# To be done:
Could you write out every record below exactly, leaving out any pictures?

Dataset items
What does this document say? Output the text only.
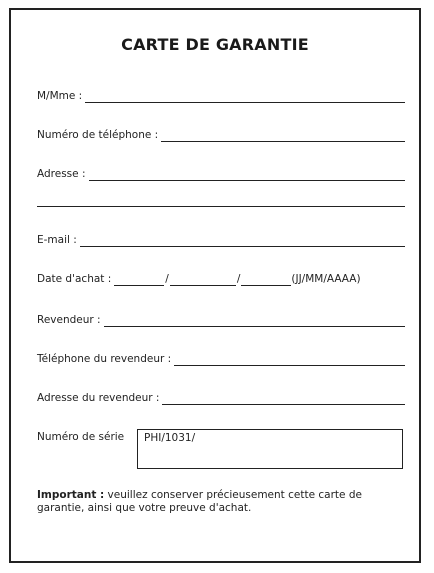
CARTE DE GARANTIE
M/Mme :
Numéro de téléphone :
Adresse :
E-mail :
Date d'achat :	/	/	(JJ/MM/AAAA)
Revendeur :
Téléphone du revendeur :
Adresse du revendeur :
Numéro de série	PHI/1031/
Important : veuillez conserver précieusement cette carte de garantie, ainsi que votre preuve d'achat.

# Written reply:
What does this document say? Output the text only.
CARTE DE GARANTIE
M/Mme :
Numéro de téléphone :
Adresse :
E-mail :
Date d'achat :	/	/	(JJ/MM/AAAA)
Revendeur :
Téléphone du revendeur :
Adresse du revendeur :
Numéro de série	PHI/1031/
Important : veuillez conserver précieusement cette carte de garantie, ainsi que votre preuve d'achat.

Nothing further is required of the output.